### WHAT IS REQUIRED
Look for the string "utilisation" in every line, and copy each line that has it.

··········

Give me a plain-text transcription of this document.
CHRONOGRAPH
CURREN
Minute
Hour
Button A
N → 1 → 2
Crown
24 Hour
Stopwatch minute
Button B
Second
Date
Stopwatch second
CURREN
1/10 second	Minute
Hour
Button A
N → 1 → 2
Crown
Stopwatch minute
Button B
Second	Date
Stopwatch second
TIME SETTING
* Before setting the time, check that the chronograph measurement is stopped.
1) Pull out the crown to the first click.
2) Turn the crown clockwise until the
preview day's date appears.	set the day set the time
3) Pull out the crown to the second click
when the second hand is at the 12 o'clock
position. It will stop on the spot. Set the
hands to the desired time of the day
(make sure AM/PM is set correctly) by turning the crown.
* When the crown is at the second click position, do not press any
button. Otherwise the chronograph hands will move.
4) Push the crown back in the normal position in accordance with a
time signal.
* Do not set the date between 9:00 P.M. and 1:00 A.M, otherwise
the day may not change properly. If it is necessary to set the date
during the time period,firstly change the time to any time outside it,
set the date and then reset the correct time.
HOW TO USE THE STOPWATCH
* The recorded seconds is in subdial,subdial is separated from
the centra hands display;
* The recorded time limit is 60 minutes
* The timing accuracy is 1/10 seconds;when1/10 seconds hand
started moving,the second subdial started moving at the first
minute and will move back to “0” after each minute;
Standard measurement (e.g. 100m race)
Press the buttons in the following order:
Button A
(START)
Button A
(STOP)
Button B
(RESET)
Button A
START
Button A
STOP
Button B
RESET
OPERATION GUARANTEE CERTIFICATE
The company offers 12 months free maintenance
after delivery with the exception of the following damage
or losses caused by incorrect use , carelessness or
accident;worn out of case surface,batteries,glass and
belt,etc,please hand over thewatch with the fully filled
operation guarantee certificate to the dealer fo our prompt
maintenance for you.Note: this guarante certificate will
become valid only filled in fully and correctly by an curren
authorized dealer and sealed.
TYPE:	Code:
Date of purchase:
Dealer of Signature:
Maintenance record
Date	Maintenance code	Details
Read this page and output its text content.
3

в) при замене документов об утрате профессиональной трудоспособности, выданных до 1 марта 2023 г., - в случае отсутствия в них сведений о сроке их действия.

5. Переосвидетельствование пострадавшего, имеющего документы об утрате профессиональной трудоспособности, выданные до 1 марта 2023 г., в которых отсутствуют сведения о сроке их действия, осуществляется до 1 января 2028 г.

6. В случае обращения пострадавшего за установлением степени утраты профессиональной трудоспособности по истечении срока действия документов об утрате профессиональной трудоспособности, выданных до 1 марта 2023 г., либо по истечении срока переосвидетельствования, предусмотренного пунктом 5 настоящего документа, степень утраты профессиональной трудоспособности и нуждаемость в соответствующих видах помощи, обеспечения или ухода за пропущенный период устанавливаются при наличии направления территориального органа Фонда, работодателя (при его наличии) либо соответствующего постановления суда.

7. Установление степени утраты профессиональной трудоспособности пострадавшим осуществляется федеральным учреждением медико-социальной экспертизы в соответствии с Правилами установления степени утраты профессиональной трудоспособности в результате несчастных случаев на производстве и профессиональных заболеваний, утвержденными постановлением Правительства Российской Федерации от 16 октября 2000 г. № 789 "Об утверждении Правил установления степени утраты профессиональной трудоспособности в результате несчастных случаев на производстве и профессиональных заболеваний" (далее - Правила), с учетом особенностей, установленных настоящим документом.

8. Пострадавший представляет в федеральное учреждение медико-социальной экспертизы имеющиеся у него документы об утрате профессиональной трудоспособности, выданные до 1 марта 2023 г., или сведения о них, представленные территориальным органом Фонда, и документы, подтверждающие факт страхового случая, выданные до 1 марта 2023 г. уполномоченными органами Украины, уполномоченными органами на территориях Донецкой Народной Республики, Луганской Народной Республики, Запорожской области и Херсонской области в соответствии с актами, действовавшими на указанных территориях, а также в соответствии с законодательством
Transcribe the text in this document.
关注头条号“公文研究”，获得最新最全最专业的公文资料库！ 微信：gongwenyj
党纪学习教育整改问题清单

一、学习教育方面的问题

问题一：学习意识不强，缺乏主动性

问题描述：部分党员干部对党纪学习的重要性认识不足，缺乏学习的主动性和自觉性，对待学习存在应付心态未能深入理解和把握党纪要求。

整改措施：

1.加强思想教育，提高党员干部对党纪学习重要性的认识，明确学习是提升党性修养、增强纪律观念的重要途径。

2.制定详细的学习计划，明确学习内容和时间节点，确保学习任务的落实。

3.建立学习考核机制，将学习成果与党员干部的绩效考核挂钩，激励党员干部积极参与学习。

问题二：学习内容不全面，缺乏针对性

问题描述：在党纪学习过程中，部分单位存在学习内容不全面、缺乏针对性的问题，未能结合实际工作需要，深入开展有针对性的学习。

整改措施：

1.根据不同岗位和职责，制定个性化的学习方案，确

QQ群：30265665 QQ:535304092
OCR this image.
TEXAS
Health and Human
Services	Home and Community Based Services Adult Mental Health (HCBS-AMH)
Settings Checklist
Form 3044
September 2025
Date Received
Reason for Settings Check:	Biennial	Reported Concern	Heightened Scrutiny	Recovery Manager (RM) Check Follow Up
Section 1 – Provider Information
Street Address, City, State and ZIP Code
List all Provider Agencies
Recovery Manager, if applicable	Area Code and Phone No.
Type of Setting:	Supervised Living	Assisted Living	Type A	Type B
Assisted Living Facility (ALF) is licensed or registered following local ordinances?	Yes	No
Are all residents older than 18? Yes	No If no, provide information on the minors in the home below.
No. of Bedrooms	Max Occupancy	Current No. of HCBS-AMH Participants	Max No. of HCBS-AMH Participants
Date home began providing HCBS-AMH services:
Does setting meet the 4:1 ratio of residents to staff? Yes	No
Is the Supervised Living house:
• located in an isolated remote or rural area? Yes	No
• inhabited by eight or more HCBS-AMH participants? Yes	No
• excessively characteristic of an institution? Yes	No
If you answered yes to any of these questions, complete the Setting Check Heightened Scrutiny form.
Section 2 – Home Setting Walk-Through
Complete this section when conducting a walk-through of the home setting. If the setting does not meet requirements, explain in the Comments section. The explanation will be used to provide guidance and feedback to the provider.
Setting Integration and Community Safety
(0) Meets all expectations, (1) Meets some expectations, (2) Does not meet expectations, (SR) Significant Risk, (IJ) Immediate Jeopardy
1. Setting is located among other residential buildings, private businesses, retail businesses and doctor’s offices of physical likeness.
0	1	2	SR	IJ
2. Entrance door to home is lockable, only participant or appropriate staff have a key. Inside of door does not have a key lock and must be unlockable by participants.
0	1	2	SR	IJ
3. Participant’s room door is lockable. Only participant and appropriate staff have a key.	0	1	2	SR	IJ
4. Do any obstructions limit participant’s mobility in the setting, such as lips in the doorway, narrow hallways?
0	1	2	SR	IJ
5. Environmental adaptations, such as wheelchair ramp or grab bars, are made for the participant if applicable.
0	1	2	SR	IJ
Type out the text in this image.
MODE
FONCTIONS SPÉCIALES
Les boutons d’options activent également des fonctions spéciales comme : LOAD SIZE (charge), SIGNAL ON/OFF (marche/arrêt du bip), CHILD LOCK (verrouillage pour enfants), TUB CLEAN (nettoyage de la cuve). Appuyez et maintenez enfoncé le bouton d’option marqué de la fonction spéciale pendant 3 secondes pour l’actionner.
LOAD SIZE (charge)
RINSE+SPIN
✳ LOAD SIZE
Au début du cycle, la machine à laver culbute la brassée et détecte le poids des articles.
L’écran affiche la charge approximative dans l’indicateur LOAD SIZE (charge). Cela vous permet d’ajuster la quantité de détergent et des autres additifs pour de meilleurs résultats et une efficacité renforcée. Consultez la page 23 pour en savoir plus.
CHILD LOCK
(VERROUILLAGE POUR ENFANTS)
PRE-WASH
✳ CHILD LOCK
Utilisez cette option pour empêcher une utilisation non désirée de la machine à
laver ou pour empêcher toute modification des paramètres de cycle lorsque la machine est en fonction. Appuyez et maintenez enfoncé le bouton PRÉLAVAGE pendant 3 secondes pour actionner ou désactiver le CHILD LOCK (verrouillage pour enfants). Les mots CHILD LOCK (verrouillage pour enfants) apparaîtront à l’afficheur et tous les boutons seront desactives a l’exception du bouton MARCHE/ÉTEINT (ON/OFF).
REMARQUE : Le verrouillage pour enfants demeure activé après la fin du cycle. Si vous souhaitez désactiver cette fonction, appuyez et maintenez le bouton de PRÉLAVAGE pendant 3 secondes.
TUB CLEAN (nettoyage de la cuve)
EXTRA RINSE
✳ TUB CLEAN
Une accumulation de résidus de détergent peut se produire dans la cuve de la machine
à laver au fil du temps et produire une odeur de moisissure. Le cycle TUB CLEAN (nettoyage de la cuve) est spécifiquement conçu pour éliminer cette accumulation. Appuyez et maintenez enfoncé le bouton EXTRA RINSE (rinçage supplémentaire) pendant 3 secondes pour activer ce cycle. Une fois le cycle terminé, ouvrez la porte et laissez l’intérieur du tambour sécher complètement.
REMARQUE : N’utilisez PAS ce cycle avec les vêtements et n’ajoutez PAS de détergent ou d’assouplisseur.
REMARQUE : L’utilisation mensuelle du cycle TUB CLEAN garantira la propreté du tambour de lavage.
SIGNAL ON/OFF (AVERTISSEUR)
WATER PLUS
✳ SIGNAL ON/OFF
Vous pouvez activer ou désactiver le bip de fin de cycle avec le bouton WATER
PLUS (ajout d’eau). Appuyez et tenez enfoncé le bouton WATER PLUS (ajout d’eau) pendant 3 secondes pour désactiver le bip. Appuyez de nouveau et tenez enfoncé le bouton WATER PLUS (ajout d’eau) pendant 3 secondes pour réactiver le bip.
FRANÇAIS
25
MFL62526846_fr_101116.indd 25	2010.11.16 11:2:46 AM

··········

### RESPONSE FOR THIS EXERCISE
Utilisez cette option pour empêcher une utilisation non désirée de la machine à
REMARQUE : L’utilisation mensuelle du cycle TUB CLEAN garantira la propreté du tambour de lavage.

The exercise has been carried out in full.